__RECORDED DATA__.
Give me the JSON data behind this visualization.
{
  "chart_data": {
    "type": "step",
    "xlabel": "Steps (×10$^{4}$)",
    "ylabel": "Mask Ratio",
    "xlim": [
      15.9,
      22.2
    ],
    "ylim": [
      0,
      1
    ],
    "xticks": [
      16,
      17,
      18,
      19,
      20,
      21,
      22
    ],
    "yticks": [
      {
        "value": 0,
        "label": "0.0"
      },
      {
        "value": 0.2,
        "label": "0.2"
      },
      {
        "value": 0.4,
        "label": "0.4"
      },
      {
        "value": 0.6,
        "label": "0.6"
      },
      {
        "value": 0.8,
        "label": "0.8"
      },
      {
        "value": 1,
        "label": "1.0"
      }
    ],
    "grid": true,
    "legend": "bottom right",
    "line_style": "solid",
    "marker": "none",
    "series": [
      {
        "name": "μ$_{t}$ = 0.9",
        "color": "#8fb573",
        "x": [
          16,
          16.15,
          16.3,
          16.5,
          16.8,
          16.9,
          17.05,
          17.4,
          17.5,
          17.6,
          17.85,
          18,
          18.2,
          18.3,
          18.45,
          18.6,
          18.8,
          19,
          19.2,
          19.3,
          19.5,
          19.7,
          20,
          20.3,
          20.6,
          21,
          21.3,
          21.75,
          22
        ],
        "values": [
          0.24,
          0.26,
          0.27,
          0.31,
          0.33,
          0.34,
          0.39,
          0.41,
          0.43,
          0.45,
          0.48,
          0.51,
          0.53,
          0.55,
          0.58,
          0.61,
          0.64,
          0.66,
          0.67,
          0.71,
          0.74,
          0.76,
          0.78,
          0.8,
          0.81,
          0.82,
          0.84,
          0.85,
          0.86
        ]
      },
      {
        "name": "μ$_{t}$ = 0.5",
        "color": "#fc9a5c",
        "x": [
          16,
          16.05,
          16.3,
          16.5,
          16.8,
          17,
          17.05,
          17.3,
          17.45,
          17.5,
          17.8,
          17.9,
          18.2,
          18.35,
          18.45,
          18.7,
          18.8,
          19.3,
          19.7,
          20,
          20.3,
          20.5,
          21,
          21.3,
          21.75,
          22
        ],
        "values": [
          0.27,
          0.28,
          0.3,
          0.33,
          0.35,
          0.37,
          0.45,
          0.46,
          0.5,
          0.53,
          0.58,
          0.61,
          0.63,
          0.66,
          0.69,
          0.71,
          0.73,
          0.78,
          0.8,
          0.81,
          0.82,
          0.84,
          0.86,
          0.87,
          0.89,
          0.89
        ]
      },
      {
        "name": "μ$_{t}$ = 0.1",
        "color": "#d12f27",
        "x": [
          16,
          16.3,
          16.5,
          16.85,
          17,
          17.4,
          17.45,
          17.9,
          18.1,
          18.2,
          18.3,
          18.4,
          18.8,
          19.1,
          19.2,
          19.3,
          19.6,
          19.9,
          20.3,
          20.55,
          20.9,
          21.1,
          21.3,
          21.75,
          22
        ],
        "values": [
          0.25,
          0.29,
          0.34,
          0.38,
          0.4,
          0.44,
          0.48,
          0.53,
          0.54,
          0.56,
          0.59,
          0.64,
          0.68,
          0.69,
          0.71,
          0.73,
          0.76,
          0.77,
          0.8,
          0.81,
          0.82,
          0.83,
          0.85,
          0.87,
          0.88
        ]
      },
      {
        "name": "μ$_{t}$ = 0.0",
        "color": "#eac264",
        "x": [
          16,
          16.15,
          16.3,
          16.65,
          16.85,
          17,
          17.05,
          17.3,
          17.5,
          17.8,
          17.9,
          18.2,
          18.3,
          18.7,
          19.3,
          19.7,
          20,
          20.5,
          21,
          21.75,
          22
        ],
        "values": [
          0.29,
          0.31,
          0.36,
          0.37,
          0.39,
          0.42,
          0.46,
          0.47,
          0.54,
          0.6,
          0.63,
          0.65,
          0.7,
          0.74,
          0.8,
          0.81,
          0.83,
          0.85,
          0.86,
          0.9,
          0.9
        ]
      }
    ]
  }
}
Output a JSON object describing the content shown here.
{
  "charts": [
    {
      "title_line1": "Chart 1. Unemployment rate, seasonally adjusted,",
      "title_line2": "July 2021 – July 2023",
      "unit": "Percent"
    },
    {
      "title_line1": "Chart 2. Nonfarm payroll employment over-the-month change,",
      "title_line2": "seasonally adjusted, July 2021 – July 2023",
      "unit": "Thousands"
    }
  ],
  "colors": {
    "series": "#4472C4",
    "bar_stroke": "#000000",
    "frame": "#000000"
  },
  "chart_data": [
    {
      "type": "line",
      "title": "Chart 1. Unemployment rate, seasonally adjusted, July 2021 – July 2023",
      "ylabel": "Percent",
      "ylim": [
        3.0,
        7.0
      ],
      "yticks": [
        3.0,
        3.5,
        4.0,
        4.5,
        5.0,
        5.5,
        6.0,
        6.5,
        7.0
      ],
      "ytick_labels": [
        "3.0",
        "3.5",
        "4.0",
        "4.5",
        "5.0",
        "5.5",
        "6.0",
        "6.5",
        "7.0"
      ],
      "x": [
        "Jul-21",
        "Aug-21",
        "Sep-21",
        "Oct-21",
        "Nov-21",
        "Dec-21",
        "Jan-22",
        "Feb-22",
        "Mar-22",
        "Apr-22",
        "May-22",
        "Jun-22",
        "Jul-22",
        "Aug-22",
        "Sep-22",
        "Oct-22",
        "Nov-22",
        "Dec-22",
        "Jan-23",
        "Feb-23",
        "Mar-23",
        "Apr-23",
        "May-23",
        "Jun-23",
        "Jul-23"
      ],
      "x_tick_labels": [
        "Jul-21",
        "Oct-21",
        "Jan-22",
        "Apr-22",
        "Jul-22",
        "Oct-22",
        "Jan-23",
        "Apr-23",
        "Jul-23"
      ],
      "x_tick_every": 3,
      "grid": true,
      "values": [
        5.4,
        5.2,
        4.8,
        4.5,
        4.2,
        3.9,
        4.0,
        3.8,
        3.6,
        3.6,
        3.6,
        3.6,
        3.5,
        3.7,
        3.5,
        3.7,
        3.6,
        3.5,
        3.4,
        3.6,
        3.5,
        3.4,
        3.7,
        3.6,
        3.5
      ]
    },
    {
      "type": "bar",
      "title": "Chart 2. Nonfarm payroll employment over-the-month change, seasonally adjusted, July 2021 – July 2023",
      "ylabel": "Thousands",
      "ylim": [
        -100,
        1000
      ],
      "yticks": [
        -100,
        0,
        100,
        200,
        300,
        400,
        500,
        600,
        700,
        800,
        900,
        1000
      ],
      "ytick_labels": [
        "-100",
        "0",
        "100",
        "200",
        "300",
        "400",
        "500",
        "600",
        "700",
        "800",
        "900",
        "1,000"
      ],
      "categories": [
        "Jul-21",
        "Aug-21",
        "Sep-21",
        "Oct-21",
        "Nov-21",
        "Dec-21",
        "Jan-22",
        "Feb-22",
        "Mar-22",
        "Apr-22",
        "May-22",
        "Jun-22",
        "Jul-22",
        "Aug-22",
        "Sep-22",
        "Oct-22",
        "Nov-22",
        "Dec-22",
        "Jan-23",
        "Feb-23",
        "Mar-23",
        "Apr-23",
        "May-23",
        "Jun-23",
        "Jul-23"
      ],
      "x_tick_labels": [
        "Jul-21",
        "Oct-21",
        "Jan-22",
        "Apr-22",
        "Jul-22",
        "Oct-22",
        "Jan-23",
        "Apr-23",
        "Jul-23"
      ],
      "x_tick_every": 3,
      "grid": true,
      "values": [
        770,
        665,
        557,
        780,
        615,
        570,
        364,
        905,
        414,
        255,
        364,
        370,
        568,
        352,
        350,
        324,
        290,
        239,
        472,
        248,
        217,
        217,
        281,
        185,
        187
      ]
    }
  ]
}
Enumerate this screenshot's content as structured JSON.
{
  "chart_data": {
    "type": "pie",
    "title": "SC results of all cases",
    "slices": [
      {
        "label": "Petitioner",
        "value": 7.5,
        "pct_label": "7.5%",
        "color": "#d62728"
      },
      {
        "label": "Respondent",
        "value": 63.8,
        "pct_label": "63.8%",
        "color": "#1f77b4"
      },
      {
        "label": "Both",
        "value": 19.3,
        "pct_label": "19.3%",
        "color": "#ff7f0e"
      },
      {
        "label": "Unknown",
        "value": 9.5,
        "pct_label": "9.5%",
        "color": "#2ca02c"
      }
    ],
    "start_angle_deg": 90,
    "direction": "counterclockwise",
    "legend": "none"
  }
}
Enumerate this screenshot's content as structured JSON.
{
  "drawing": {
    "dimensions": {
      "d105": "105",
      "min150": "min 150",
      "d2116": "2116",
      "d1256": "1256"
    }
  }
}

__TO DO__. Which lines contain "JSON"? Show each of them.

__SOLUTION__.
Give me the JSON data behind this visualization.
Output a JSON object describing the content shown here.
Enumerate this screenshot's content as structured JSON.
Enumerate this screenshot's content as structured JSON.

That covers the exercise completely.